-- start Data excerpts --

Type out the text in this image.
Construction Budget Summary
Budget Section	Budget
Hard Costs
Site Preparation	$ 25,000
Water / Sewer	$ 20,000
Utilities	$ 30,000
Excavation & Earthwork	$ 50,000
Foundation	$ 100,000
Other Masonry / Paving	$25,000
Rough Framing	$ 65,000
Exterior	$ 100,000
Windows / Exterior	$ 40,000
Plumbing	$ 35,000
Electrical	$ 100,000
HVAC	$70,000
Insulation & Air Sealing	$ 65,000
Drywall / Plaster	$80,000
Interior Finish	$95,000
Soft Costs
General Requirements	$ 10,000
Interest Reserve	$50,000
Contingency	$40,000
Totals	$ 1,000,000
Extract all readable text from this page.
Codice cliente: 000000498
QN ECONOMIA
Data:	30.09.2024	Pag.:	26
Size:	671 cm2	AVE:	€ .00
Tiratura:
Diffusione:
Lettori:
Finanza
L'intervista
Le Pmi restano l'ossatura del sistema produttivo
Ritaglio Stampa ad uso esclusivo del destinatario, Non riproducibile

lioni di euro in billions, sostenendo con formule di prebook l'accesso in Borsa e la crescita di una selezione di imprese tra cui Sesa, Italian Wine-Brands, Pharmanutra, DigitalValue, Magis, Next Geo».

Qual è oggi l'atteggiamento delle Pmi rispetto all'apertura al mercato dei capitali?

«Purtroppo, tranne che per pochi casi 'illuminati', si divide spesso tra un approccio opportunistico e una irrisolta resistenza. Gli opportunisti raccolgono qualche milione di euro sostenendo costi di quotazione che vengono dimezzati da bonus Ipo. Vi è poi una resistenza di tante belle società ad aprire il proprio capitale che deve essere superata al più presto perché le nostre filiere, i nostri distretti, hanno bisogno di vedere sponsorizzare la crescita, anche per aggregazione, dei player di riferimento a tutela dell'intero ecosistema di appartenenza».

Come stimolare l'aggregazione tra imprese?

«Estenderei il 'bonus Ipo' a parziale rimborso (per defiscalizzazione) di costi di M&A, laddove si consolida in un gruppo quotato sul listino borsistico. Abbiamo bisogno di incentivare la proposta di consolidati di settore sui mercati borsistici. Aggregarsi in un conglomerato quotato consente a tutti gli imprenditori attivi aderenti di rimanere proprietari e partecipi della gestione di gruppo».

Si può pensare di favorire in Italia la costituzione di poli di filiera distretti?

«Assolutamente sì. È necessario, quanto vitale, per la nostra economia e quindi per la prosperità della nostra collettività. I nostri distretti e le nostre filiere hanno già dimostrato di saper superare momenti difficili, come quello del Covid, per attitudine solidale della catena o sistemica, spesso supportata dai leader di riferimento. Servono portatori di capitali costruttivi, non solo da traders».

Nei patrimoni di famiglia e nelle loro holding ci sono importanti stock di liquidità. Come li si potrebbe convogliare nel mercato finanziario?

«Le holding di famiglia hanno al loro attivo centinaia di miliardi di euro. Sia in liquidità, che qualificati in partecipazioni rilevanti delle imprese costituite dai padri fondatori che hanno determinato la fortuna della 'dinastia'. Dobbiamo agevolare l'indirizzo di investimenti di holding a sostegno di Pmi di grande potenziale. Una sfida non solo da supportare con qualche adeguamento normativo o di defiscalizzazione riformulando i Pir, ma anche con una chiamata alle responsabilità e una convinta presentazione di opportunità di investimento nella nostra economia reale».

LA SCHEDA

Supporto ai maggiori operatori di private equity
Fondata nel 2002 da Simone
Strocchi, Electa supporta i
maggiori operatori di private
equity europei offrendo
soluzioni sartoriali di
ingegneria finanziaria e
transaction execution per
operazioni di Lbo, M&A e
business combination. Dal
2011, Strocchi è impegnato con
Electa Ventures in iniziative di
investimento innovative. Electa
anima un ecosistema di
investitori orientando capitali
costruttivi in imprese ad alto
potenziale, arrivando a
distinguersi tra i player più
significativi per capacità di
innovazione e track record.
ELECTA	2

-- end Data excerpts --

> [Do this] Find every line in the records above that contains the word "capitali", and copy each one.

> [Result for this exercise]
Qual è oggi l'atteggiamento delle Pmi rispetto all'apertura al mercato dei capitali?
«Assolutamente sì. È necessario, quanto vitale, per la nostra economia e quindi per la prosperità della nostra collettività. I nostri distretti e le nostre filiere hanno già dimostrato di saper superare momenti difficili, come quello del Covid, per attitudine solidale della catena o sistemica, spesso supportata dai leader di riferimento. Servono portatori di capitali costruttivi, non solo da traders».
investitori orientando capitali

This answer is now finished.